*Written problem*:
Your task is to print the material below exactly as presented.

• • •

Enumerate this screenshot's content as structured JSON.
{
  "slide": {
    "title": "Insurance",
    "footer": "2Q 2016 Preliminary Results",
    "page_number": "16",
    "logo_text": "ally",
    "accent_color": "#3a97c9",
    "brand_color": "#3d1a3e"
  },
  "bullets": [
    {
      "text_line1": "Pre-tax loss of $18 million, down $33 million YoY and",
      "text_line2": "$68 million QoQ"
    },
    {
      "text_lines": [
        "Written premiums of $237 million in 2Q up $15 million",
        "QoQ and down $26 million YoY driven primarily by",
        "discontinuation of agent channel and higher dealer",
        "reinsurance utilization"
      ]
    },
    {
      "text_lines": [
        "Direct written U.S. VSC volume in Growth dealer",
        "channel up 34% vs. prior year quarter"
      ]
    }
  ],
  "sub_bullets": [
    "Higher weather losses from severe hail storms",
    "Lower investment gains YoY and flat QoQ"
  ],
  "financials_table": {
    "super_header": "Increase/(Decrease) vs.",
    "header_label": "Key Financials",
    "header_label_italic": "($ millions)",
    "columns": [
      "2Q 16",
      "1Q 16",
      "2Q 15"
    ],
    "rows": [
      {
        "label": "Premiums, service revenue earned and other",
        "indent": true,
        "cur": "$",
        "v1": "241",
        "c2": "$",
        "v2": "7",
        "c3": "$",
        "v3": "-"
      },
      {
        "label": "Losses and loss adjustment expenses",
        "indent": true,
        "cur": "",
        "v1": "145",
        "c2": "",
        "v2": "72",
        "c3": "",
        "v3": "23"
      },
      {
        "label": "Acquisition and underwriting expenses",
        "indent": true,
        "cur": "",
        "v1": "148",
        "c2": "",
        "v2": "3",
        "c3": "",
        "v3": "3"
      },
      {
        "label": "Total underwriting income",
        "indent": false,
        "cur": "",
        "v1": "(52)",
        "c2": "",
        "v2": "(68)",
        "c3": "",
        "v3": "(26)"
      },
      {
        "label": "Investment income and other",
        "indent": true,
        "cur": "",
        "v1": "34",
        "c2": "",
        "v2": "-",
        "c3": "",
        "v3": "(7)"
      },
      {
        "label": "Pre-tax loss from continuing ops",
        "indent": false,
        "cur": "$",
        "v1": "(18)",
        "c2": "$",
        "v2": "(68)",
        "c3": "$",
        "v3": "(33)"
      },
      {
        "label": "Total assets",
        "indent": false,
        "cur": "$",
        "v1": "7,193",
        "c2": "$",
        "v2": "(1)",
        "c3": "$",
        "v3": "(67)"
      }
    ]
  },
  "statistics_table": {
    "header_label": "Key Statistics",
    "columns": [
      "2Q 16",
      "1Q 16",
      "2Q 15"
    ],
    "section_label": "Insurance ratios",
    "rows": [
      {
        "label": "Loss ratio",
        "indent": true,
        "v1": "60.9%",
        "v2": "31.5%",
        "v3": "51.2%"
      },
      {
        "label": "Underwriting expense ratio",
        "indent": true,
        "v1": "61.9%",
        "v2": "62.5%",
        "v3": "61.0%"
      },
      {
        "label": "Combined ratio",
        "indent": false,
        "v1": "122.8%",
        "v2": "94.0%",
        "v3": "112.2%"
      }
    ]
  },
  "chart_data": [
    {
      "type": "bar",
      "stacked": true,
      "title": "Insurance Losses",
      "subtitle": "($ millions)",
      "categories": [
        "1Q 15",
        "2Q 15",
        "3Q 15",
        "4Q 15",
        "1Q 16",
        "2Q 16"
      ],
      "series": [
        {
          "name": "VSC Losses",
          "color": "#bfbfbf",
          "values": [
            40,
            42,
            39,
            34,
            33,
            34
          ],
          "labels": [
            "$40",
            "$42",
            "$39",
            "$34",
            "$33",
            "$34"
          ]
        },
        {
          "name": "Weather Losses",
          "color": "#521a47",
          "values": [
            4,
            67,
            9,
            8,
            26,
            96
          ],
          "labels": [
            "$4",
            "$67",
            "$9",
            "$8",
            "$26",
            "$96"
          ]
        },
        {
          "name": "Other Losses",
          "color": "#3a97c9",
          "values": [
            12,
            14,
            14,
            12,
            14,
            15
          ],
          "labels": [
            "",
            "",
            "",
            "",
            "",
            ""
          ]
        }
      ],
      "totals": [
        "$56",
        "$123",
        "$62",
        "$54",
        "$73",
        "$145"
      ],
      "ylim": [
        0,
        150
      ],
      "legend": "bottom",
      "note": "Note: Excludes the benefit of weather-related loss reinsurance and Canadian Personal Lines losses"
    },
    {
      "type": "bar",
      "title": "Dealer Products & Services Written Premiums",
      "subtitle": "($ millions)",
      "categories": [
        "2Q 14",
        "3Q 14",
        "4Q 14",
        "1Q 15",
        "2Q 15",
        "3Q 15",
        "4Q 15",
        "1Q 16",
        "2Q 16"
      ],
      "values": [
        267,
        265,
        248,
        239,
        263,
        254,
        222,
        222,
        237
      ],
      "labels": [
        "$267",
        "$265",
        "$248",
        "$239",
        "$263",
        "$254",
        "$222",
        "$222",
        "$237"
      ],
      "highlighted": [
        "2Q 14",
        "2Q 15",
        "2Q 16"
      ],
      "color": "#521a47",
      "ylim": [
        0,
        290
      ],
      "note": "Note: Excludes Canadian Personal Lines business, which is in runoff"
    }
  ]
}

• • •

*Reply*:
Enumerate this screenshot's content as structured JSON.
{
  "slide": {
    "title": "Insurance",
    "footer": "2Q 2016 Preliminary Results",
    "page_number": "16",
    "logo_text": "ally",
    "accent_color": "#3a97c9",
    "brand_color": "#3d1a3e"
  },
  "bullets": [
    {
      "text_line1": "Pre-tax loss of $18 million, down $33 million YoY and",
      "text_line2": "$68 million QoQ"
    },
    {
      "text_lines": [
        "Written premiums of $237 million in 2Q up $15 million",
        "QoQ and down $26 million YoY driven primarily by",
        "discontinuation of agent channel and higher dealer",
        "reinsurance utilization"
      ]
    },
    {
      "text_lines": [
        "Direct written U.S. VSC volume in Growth dealer",
        "channel up 34% vs. prior year quarter"
      ]
    }
  ],
  "sub_bullets": [
    "Higher weather losses from severe hail storms",
    "Lower investment gains YoY and flat QoQ"
  ],
  "financials_table": {
    "super_header": "Increase/(Decrease) vs.",
    "header_label": "Key Financials",
    "header_label_italic": "($ millions)",
    "columns": [
      "2Q 16",
      "1Q 16",
      "2Q 15"
    ],
    "rows": [
      {
        "label": "Premiums, service revenue earned and other",
        "indent": true,
        "cur": "$",
        "v1": "241",
        "c2": "$",
        "v2": "7",
        "c3": "$",
        "v3": "-"
      },
      {
        "label": "Losses and loss adjustment expenses",
        "indent": true,
        "cur": "",
        "v1": "145",
        "c2": "",
        "v2": "72",
        "c3": "",
        "v3": "23"
      },
      {
        "label": "Acquisition and underwriting expenses",
        "indent": true,
        "cur": "",
        "v1": "148",
        "c2": "",
        "v2": "3",
        "c3": "",
        "v3": "3"
      },
      {
        "label": "Total underwriting income",
        "indent": false,
        "cur": "",
        "v1": "(52)",
        "c2": "",
        "v2": "(68)",
        "c3": "",
        "v3": "(26)"
      },
      {
        "label": "Investment income and other",
        "indent": true,
        "cur": "",
        "v1": "34",
        "c2": "",
        "v2": "-",
        "c3": "",
        "v3": "(7)"
      },
      {
        "label": "Pre-tax loss from continuing ops",
        "indent": false,
        "cur": "$",
        "v1": "(18)",
        "c2": "$",
        "v2": "(68)",
        "c3": "$",
        "v3": "(33)"
      },
      {
        "label": "Total assets",
        "indent": false,
        "cur": "$",
        "v1": "7,193",
        "c2": "$",
        "v2": "(1)",
        "c3": "$",
        "v3": "(67)"
      }
    ]
  },
  "statistics_table": {
    "header_label": "Key Statistics",
    "columns": [
      "2Q 16",
      "1Q 16",
      "2Q 15"
    ],
    "section_label": "Insurance ratios",
    "rows": [
      {
        "label": "Loss ratio",
        "indent": true,
        "v1": "60.9%",
        "v2": "31.5%",
        "v3": "51.2%"
      },
      {
        "label": "Underwriting expense ratio",
        "indent": true,
        "v1": "61.9%",
        "v2": "62.5%",
        "v3": "61.0%"
      },
      {
        "label": "Combined ratio",
        "indent": false,
        "v1": "122.8%",
        "v2": "94.0%",
        "v3": "112.2%"
      }
    ]
  },
  "chart_data": [
    {
      "type": "bar",
      "stacked": true,
      "title": "Insurance Losses",
      "subtitle": "($ millions)",
      "categories": [
        "1Q 15",
        "2Q 15",
        "3Q 15",
        "4Q 15",
        "1Q 16",
        "2Q 16"
      ],
      "series": [
        {
          "name": "VSC Losses",
          "color": "#bfbfbf",
          "values": [
            40,
            42,
            39,
            34,
            33,
            34
          ],
          "labels": [
            "$40",
            "$42",
            "$39",
            "$34",
            "$33",
            "$34"
          ]
        },
        {
          "name": "Weather Losses",
          "color": "#521a47",
          "values": [
            4,
            67,
            9,
            8,
            26,
            96
          ],
          "labels": [
            "$4",
            "$67",
            "$9",
            "$8",
            "$26",
            "$96"
          ]
        },
        {
          "name": "Other Losses",
          "color": "#3a97c9",
          "values": [
            12,
            14,
            14,
            12,
            14,
            15
          ],
          "labels": [
            "",
            "",
            "",
            "",
            "",
            ""
          ]
        }
      ],
      "totals": [
        "$56",
        "$123",
        "$62",
        "$54",
        "$73",
        "$145"
      ],
      "ylim": [
        0,
        150
      ],
      "legend": "bottom",
      "note": "Note: Excludes the benefit of weather-related loss reinsurance and Canadian Personal Lines losses"
    },
    {
      "type": "bar",
      "title": "Dealer Products & Services Written Premiums",
      "subtitle": "($ millions)",
      "categories": [
        "2Q 14",
        "3Q 14",
        "4Q 14",
        "1Q 15",
        "2Q 15",
        "3Q 15",
        "4Q 15",
        "1Q 16",
        "2Q 16"
      ],
      "values": [
        267,
        265,
        248,
        239,
        263,
        254,
        222,
        222,
        237
      ],
      "labels": [
        "$267",
        "$265",
        "$248",
        "$239",
        "$263",
        "$254",
        "$222",
        "$222",
        "$237"
      ],
      "highlighted": [
        "2Q 14",
        "2Q 15",
        "2Q 16"
      ],
      "color": "#521a47",
      "ylim": [
        0,
        290
      ],
      "note": "Note: Excludes Canadian Personal Lines business, which is in runoff"
    }
  ]
}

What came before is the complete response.